● SET PROBLEM
Below are some records; give them all again exactly, but not the pictures.

● DATASET EXCERPTS
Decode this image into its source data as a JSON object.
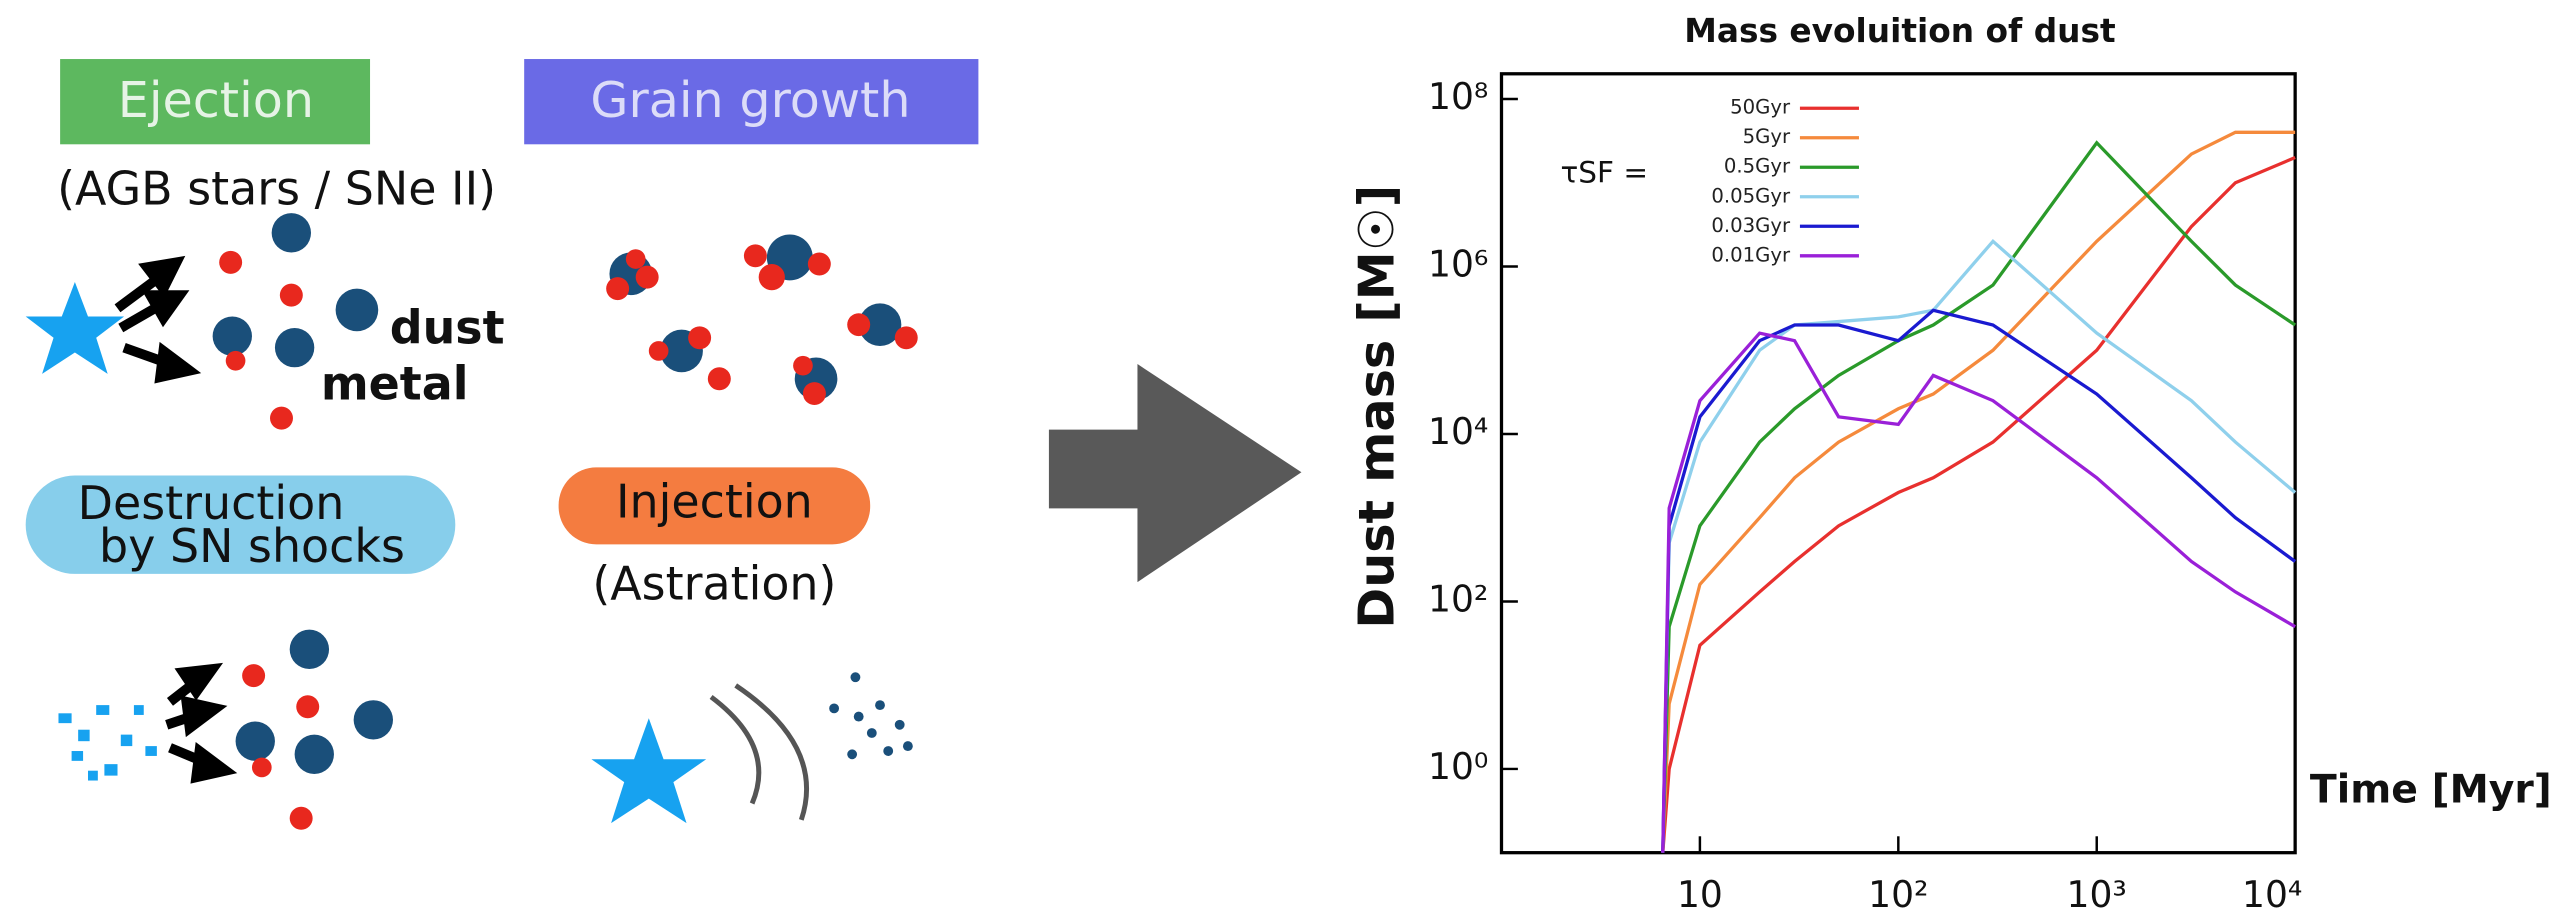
{
  "diagram": {
    "ejection": {
      "label": "Ejection",
      "source": "(AGB stars / SNe II)"
    },
    "dust_label": "dust",
    "metal_label": "metal",
    "grain_growth": "Grain growth",
    "destruction": [
      "Destruction",
      "by SN shocks"
    ],
    "injection": {
      "label": "Injection",
      "note": "(Astration)"
    }
  },
  "chart_data": {
    "type": "line",
    "title": "Mass evoluition of dust",
    "x_label": "Time [Myr]",
    "y_label": "Dust mass [M☉]",
    "legend_title": "τSF =",
    "xscale": "log",
    "yscale": "log",
    "x": [
      6.5,
      7,
      10,
      20,
      30,
      50,
      100,
      150,
      300,
      1000,
      3000,
      5000,
      10000
    ],
    "series": [
      {
        "name": "50Gyr",
        "color": "#e8302e",
        "values": [
          0.1,
          1,
          30,
          130,
          300,
          800,
          2000,
          3000,
          8000,
          100000,
          3000000,
          10000000,
          20000000
        ]
      },
      {
        "name": "5Gyr",
        "color": "#f58a3c",
        "values": [
          0.1,
          6,
          160,
          1000,
          3000,
          8000,
          20000,
          30000,
          100000,
          2000000,
          22000000,
          40000000,
          40000000
        ]
      },
      {
        "name": "0.5Gyr",
        "color": "#2a9a2a",
        "values": [
          0.1,
          50,
          800,
          8000,
          20000,
          50000,
          130000,
          200000,
          600000,
          30000000,
          2000000,
          600000,
          200000
        ]
      },
      {
        "name": "0.05Gyr",
        "color": "#8fd0ec",
        "values": [
          0.1,
          500,
          8000,
          100000,
          200000,
          220000,
          250000,
          300000,
          2000000,
          160000,
          25000,
          8000,
          2000
        ]
      },
      {
        "name": "0.03Gyr",
        "color": "#1a1ad0",
        "values": [
          0.1,
          800,
          16000,
          130000,
          200000,
          200000,
          130000,
          300000,
          200000,
          30000,
          3000,
          1000,
          300
        ]
      },
      {
        "name": "0.01Gyr",
        "color": "#9a20d8",
        "values": [
          0.1,
          1300,
          25000,
          160000,
          130000,
          16000,
          13000,
          50000,
          25000,
          3000,
          300,
          130,
          50
        ]
      }
    ],
    "xlim": [
      1,
      10000
    ],
    "xticks": [
      10,
      {
        "value": 100,
        "label": "10²"
      },
      {
        "value": 1000,
        "label": "10³"
      },
      {
        "value": 10000,
        "label": "10⁴"
      }
    ],
    "ylim": [
      0.1,
      200000000
    ],
    "yticks": [
      {
        "value": 1,
        "label": "10⁰"
      },
      {
        "value": 100,
        "label": "10²"
      },
      {
        "value": 10000,
        "label": "10⁴"
      },
      {
        "value": 1000000,
        "label": "10⁶"
      },
      {
        "value": 100000000,
        "label": "10⁸"
      }
    ]
  }
}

● WORKED ANSWER
Decode this image into its source data as a JSON object.
{
  "diagram": {
    "ejection": {
      "label": "Ejection",
      "source": "(AGB stars / SNe II)"
    },
    "dust_label": "dust",
    "metal_label": "metal",
    "grain_growth": "Grain growth",
    "destruction": [
      "Destruction",
      "by SN shocks"
    ],
    "injection": {
      "label": "Injection",
      "note": "(Astration)"
    }
  },
  "chart_data": {
    "type": "line",
    "title": "Mass evoluition of dust",
    "x_label": "Time [Myr]",
    "y_label": "Dust mass [M☉]",
    "legend_title": "τSF =",
    "xscale": "log",
    "yscale": "log",
    "x": [
      6.5,
      7,
      10,
      20,
      30,
      50,
      100,
      150,
      300,
      1000,
      3000,
      5000,
      10000
    ],
    "series": [
      {
        "name": "50Gyr",
        "color": "#e8302e",
        "values": [
          0.1,
          1,
          30,
          130,
          300,
          800,
          2000,
          3000,
          8000,
          100000,
          3000000,
          10000000,
          20000000
        ]
      },
      {
        "name": "5Gyr",
        "color": "#f58a3c",
        "values": [
          0.1,
          6,
          160,
          1000,
          3000,
          8000,
          20000,
          30000,
          100000,
          2000000,
          22000000,
          40000000,
          40000000
        ]
      },
      {
        "name": "0.5Gyr",
        "color": "#2a9a2a",
        "values": [
          0.1,
          50,
          800,
          8000,
          20000,
          50000,
          130000,
          200000,
          600000,
          30000000,
          2000000,
          600000,
          200000
        ]
      },
      {
        "name": "0.05Gyr",
        "color": "#8fd0ec",
        "values": [
          0.1,
          500,
          8000,
          100000,
          200000,
          220000,
          250000,
          300000,
          2000000,
          160000,
          25000,
          8000,
          2000
        ]
      },
      {
        "name": "0.03Gyr",
        "color": "#1a1ad0",
        "values": [
          0.1,
          800,
          16000,
          130000,
          200000,
          200000,
          130000,
          300000,
          200000,
          30000,
          3000,
          1000,
          300
        ]
      },
      {
        "name": "0.01Gyr",
        "color": "#9a20d8",
        "values": [
          0.1,
          1300,
          25000,
          160000,
          130000,
          16000,
          13000,
          50000,
          25000,
          3000,
          300,
          130,
          50
        ]
      }
    ],
    "xlim": [
      1,
      10000
    ],
    "xticks": [
      10,
      {
        "value": 100,
        "label": "10²"
      },
      {
        "value": 1000,
        "label": "10³"
      },
      {
        "value": 10000,
        "label": "10⁴"
      }
    ],
    "ylim": [
      0.1,
      200000000
    ],
    "yticks": [
      {
        "value": 1,
        "label": "10⁰"
      },
      {
        "value": 100,
        "label": "10²"
      },
      {
        "value": 10000,
        "label": "10⁴"
      },
      {
        "value": 1000000,
        "label": "10⁶"
      },
      {
        "value": 100000000,
        "label": "10⁸"
      }
    ]
  }
}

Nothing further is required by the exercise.